Material provided:

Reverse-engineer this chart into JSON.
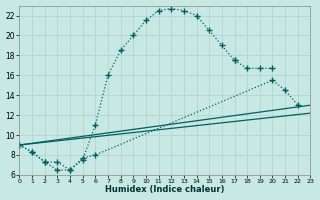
{
  "xlabel": "Humidex (Indice chaleur)",
  "bg_color": "#c8e8e4",
  "grid_color": "#b0d0cc",
  "line_color": "#006060",
  "xlim": [
    0,
    23
  ],
  "ylim": [
    6,
    23
  ],
  "xticks": [
    0,
    1,
    2,
    3,
    4,
    5,
    6,
    7,
    8,
    9,
    10,
    11,
    12,
    13,
    14,
    15,
    16,
    17,
    18,
    19,
    20,
    21,
    22,
    23
  ],
  "yticks": [
    6,
    8,
    10,
    12,
    14,
    16,
    18,
    20,
    22
  ],
  "curve1_x": [
    0,
    1,
    2,
    3,
    4,
    5,
    6,
    7,
    8,
    9,
    10,
    11,
    12,
    13,
    14,
    15,
    16,
    17,
    18,
    19,
    20
  ],
  "curve1_y": [
    9.0,
    8.3,
    7.3,
    6.5,
    6.5,
    7.5,
    11.0,
    16.0,
    18.5,
    20.0,
    21.5,
    22.5,
    22.7,
    22.5,
    22.0,
    20.5,
    19.0,
    17.5,
    16.7,
    16.7,
    16.7
  ],
  "curve2_x": [
    0,
    1,
    2,
    3,
    4,
    5,
    6,
    20,
    21,
    22
  ],
  "curve2_y": [
    9.0,
    8.3,
    7.3,
    7.3,
    6.5,
    7.7,
    8.0,
    15.5,
    14.5,
    13.0
  ],
  "line1_x": [
    0,
    23
  ],
  "line1_y": [
    9.0,
    13.0
  ],
  "line2_x": [
    0,
    23
  ],
  "line2_y": [
    9.0,
    12.2
  ]
}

What you will do:
Copy the material above in full and exactly, skipping pictures.

Exercise answer:
Reverse-engineer this chart into JSON.
{
  "xlabel": "Humidex (Indice chaleur)",
  "bg_color": "#c8e8e4",
  "grid_color": "#b0d0cc",
  "line_color": "#006060",
  "xlim": [
    0,
    23
  ],
  "ylim": [
    6,
    23
  ],
  "xticks": [
    0,
    1,
    2,
    3,
    4,
    5,
    6,
    7,
    8,
    9,
    10,
    11,
    12,
    13,
    14,
    15,
    16,
    17,
    18,
    19,
    20,
    21,
    22,
    23
  ],
  "yticks": [
    6,
    8,
    10,
    12,
    14,
    16,
    18,
    20,
    22
  ],
  "curve1_x": [
    0,
    1,
    2,
    3,
    4,
    5,
    6,
    7,
    8,
    9,
    10,
    11,
    12,
    13,
    14,
    15,
    16,
    17,
    18,
    19,
    20
  ],
  "curve1_y": [
    9.0,
    8.3,
    7.3,
    6.5,
    6.5,
    7.5,
    11.0,
    16.0,
    18.5,
    20.0,
    21.5,
    22.5,
    22.7,
    22.5,
    22.0,
    20.5,
    19.0,
    17.5,
    16.7,
    16.7,
    16.7
  ],
  "curve2_x": [
    0,
    1,
    2,
    3,
    4,
    5,
    6,
    20,
    21,
    22
  ],
  "curve2_y": [
    9.0,
    8.3,
    7.3,
    7.3,
    6.5,
    7.7,
    8.0,
    15.5,
    14.5,
    13.0
  ],
  "line1_x": [
    0,
    23
  ],
  "line1_y": [
    9.0,
    13.0
  ],
  "line2_x": [
    0,
    23
  ],
  "line2_y": [
    9.0,
    12.2
  ]
}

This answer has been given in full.